> _What is needed_:
Repeat, line for line, the entries printed below.

## START Exercise material

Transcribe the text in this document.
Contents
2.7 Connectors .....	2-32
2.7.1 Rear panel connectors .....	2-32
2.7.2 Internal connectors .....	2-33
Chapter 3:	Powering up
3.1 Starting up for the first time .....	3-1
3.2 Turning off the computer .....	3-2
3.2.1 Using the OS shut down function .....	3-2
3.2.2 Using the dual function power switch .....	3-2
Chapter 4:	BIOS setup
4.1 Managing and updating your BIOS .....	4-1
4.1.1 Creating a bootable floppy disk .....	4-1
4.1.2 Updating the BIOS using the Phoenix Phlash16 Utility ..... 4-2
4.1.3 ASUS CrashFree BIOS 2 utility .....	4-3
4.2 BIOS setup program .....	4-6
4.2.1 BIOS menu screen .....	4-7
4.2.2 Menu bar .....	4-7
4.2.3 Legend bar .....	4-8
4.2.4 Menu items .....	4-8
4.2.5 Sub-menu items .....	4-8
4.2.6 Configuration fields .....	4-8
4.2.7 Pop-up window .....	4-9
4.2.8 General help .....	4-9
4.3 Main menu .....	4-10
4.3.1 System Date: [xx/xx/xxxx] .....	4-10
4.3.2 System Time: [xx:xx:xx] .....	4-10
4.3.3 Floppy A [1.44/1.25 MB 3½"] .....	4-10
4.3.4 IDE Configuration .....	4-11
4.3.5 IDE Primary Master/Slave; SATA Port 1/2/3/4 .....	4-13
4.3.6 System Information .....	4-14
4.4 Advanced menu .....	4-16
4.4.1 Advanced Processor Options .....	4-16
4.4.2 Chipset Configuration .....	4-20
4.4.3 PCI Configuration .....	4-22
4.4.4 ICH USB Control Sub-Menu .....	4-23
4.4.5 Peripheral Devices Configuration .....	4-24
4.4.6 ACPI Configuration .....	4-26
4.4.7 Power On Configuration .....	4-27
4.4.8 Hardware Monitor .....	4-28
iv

## END Exercise material

> _Output_:
Transcribe the text in this document.
Contents
2.7 Connectors .....	2-32
2.7.1 Rear panel connectors .....	2-32
2.7.2 Internal connectors .....	2-33
Chapter 3:	Powering up
3.1 Starting up for the first time .....	3-1
3.2 Turning off the computer .....	3-2
3.2.1 Using the OS shut down function .....	3-2
3.2.2 Using the dual function power switch .....	3-2
Chapter 4:	BIOS setup
4.1 Managing and updating your BIOS .....	4-1
4.1.1 Creating a bootable floppy disk .....	4-1
4.1.2 Updating the BIOS using the Phoenix Phlash16 Utility ..... 4-2
4.1.3 ASUS CrashFree BIOS 2 utility .....	4-3
4.2 BIOS setup program .....	4-6
4.2.1 BIOS menu screen .....	4-7
4.2.2 Menu bar .....	4-7
4.2.3 Legend bar .....	4-8
4.2.4 Menu items .....	4-8
4.2.5 Sub-menu items .....	4-8
4.2.6 Configuration fields .....	4-8
4.2.7 Pop-up window .....	4-9
4.2.8 General help .....	4-9
4.3 Main menu .....	4-10
4.3.1 System Date: [xx/xx/xxxx] .....	4-10
4.3.2 System Time: [xx:xx:xx] .....	4-10
4.3.3 Floppy A [1.44/1.25 MB 3½"] .....	4-10
4.3.4 IDE Configuration .....	4-11
4.3.5 IDE Primary Master/Slave; SATA Port 1/2/3/4 .....	4-13
4.3.6 System Information .....	4-14
4.4 Advanced menu .....	4-16
4.4.1 Advanced Processor Options .....	4-16
4.4.2 Chipset Configuration .....	4-20
4.4.3 PCI Configuration .....	4-22
4.4.4 ICH USB Control Sub-Menu .....	4-23
4.4.5 Peripheral Devices Configuration .....	4-24
4.4.6 ACPI Configuration .....	4-26
4.4.7 Power On Configuration .....	4-27
4.4.8 Hardware Monitor .....	4-28
iv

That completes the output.